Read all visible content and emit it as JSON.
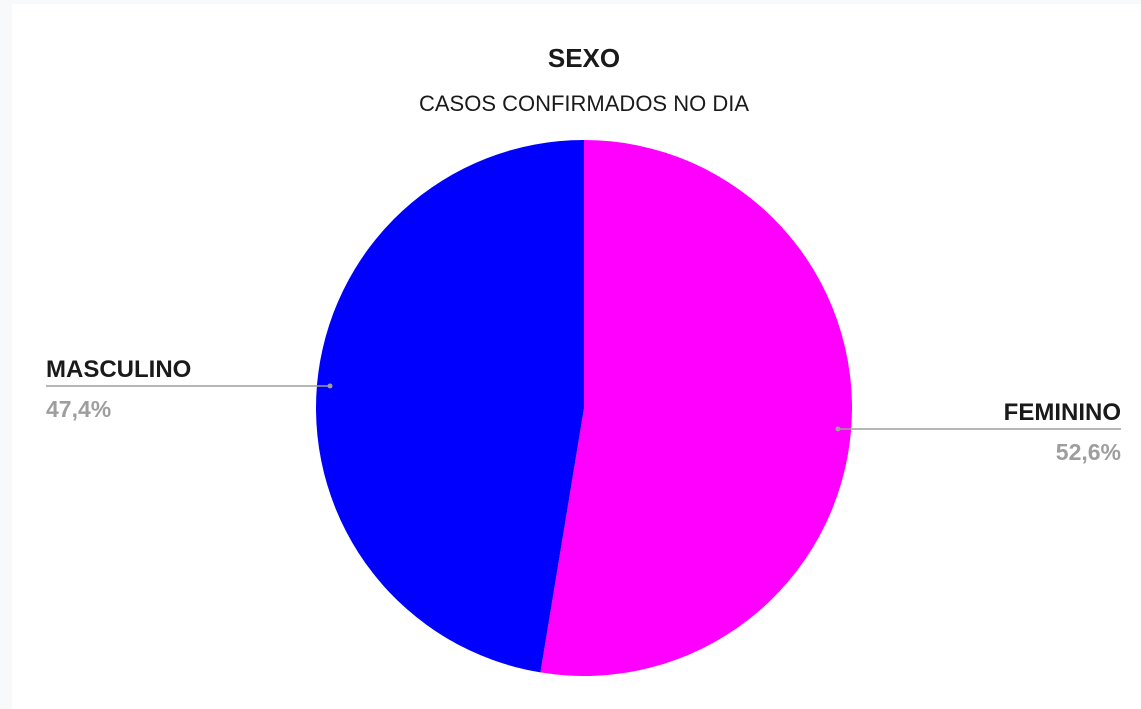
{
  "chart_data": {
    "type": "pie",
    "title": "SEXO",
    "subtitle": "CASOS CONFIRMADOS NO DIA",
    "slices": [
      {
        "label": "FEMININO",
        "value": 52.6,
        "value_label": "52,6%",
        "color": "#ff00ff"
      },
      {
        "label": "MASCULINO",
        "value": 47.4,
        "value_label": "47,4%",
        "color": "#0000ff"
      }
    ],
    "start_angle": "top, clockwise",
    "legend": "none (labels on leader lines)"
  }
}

---

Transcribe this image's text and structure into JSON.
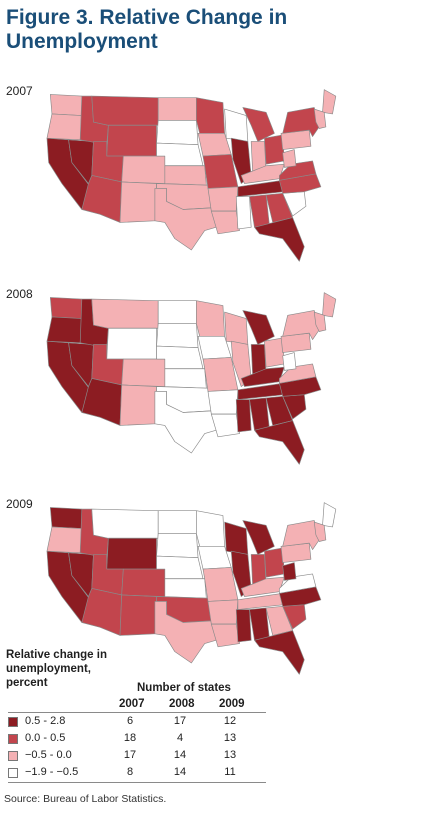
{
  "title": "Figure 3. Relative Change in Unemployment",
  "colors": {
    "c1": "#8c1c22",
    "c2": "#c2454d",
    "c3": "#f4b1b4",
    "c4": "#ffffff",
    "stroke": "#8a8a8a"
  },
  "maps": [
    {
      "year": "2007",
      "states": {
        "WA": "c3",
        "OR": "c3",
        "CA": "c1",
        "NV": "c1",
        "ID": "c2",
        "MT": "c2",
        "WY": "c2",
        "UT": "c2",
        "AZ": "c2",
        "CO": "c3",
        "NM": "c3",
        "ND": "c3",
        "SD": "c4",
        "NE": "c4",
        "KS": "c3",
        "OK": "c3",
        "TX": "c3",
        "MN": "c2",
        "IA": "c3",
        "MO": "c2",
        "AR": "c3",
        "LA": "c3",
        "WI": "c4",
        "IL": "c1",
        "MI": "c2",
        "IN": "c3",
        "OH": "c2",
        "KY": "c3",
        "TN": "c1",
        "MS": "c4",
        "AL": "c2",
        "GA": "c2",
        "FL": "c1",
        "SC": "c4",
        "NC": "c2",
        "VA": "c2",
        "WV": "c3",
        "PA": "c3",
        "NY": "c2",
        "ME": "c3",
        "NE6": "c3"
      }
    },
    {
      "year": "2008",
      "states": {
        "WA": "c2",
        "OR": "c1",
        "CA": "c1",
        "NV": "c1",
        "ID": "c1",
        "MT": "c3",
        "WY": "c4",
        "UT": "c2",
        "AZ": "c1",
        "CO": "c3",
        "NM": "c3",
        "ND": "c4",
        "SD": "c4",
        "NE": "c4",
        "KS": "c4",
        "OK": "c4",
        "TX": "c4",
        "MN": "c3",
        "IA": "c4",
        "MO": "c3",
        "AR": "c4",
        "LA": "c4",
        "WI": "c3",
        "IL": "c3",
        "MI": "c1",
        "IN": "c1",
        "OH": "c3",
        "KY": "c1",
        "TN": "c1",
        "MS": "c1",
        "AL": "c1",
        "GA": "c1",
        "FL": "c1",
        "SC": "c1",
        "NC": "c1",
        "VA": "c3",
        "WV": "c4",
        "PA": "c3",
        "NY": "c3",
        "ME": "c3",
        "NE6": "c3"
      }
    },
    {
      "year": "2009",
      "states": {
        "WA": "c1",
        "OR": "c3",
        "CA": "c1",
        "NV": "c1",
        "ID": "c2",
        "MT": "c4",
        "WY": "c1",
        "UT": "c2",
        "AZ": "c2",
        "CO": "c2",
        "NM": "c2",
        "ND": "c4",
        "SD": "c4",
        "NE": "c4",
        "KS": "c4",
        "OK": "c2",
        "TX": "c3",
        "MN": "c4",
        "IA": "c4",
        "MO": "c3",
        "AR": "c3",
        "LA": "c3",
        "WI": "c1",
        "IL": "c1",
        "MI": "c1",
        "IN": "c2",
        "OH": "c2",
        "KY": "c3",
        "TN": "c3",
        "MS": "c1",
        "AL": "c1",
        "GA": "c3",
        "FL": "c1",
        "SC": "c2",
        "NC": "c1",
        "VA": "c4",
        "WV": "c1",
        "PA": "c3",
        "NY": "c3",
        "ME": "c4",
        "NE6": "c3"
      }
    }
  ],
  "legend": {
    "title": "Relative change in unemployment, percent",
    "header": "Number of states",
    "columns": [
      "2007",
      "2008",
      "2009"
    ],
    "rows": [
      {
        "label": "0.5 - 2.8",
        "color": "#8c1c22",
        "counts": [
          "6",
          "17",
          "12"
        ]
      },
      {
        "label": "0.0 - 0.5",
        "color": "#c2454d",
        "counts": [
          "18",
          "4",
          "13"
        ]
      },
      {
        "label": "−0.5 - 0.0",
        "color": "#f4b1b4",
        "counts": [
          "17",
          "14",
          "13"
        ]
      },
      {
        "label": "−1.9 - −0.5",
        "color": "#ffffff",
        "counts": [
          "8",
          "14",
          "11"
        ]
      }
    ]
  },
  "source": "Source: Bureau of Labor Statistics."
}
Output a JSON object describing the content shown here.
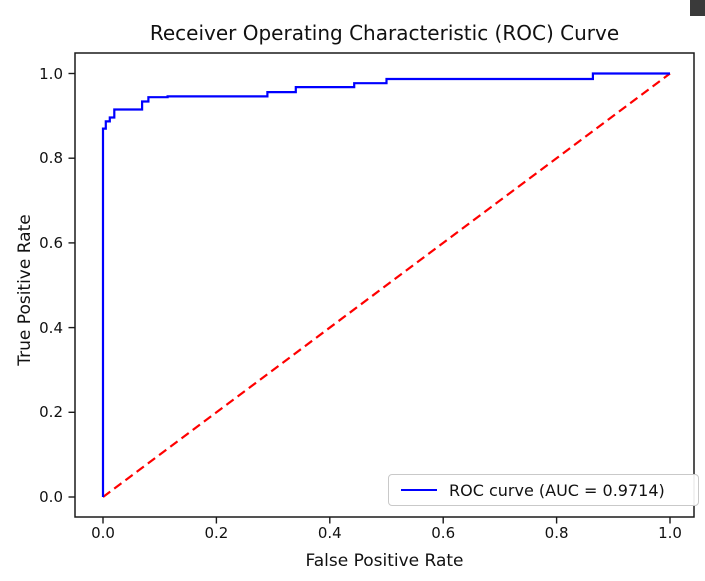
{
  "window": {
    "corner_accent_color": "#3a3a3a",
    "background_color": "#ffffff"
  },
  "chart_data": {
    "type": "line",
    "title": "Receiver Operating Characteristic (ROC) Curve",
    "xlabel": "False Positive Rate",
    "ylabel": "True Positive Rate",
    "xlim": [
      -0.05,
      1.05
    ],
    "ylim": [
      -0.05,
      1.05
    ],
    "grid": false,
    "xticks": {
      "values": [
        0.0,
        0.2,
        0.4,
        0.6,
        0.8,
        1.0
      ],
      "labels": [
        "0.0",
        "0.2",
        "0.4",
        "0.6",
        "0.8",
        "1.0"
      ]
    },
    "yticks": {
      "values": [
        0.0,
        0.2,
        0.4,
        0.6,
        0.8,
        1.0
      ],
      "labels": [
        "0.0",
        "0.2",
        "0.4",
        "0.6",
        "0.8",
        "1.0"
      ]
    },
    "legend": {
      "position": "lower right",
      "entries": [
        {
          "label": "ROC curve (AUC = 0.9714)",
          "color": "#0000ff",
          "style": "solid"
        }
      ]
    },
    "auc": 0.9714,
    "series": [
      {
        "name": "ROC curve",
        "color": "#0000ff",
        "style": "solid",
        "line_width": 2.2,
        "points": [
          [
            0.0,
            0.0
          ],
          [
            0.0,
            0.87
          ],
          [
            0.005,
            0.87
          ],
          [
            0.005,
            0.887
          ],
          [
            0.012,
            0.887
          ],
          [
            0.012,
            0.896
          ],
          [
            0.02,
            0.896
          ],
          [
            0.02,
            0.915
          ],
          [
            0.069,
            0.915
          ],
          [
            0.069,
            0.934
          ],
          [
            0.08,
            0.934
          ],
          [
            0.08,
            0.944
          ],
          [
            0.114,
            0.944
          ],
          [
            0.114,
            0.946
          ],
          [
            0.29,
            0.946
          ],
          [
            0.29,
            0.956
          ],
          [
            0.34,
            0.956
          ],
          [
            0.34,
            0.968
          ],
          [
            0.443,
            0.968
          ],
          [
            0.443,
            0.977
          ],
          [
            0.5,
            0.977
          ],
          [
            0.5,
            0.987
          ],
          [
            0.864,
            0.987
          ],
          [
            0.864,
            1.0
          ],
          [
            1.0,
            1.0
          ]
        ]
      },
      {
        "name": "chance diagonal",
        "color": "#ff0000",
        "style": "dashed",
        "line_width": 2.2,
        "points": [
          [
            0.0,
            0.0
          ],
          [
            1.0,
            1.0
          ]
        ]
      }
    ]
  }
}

--

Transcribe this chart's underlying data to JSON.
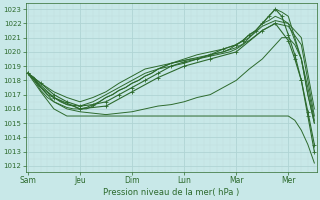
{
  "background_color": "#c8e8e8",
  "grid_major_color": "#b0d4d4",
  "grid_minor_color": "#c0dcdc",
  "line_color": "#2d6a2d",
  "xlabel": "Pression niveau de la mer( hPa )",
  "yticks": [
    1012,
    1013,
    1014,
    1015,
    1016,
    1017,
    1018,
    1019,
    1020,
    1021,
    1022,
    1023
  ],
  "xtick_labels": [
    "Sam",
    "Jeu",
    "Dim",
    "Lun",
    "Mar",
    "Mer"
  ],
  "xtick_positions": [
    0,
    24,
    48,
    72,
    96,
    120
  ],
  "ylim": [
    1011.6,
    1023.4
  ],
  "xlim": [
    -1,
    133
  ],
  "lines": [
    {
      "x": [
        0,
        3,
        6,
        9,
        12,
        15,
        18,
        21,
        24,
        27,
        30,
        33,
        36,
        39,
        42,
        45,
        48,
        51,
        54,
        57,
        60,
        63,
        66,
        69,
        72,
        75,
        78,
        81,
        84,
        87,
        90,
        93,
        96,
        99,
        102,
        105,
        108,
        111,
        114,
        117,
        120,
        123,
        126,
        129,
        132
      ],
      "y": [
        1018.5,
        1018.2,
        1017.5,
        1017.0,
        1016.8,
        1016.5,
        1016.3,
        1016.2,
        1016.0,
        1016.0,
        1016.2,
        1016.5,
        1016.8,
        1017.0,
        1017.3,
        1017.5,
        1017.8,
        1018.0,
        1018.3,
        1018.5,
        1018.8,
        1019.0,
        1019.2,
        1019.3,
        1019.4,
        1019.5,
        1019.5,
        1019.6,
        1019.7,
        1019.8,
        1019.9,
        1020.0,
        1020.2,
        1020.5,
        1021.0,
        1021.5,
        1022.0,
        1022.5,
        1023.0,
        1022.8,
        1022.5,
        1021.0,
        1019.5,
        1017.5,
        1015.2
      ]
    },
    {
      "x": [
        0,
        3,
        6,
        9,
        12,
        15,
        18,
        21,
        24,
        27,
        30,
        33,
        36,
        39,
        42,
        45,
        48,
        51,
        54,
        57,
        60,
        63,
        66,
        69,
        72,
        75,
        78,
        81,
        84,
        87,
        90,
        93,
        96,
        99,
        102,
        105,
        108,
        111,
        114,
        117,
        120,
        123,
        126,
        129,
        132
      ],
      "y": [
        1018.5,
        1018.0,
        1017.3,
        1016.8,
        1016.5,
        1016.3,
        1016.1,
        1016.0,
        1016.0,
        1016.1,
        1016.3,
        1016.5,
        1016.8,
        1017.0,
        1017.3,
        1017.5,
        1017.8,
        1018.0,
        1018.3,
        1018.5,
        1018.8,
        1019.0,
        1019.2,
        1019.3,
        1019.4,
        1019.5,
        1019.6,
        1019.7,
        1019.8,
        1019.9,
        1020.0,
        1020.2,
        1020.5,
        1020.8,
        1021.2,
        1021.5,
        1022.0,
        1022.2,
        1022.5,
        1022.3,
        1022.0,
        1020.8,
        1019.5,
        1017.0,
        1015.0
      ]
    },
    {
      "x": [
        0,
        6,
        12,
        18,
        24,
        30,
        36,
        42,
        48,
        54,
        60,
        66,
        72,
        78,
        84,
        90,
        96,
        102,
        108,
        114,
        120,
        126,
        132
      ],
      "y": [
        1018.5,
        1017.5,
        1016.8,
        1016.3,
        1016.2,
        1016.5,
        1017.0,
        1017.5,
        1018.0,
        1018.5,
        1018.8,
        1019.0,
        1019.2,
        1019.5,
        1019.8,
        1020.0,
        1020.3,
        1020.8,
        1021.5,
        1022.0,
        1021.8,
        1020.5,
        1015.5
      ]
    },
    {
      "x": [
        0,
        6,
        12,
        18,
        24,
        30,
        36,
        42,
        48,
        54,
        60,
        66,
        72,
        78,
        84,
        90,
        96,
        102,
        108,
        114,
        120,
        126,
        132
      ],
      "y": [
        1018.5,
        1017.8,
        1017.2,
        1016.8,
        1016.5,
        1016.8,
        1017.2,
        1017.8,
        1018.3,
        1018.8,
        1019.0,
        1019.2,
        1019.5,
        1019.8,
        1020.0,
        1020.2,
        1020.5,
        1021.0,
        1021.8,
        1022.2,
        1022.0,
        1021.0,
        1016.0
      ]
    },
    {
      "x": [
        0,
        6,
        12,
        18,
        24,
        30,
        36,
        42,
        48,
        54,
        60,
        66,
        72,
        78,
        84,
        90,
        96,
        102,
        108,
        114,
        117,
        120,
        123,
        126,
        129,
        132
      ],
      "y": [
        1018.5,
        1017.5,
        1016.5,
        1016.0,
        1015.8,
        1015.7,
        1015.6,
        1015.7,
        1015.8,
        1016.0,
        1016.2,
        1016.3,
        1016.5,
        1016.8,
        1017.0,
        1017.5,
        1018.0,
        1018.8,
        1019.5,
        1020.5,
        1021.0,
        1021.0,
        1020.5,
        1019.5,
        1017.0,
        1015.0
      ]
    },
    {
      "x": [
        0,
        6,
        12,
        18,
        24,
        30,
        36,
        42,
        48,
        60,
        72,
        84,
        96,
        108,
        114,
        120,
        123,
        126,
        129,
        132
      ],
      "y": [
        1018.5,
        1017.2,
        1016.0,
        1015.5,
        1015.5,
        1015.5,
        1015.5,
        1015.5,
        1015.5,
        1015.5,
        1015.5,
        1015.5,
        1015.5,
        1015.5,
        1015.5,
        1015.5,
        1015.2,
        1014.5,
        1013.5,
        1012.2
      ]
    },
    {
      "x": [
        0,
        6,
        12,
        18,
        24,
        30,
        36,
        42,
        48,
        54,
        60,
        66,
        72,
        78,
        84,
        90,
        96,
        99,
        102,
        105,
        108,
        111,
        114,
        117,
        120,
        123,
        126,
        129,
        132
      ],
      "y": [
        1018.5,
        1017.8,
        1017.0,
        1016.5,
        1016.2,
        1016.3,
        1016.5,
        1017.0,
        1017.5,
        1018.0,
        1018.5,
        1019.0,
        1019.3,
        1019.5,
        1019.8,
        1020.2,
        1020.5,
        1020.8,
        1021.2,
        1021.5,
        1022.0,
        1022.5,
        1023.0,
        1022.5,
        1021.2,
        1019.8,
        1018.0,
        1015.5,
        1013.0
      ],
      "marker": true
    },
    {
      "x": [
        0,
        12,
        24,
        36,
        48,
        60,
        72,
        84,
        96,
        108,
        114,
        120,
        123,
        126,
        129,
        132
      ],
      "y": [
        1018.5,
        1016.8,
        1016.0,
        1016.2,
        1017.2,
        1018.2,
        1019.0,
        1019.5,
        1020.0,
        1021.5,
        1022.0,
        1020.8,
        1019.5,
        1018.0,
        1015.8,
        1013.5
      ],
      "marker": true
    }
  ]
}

TASK PROMPT: Filter the records above for "name" and copy every matching line.

WRITTEN REPLY:
        "name": "ROC curve",
        "name": "chance diagonal",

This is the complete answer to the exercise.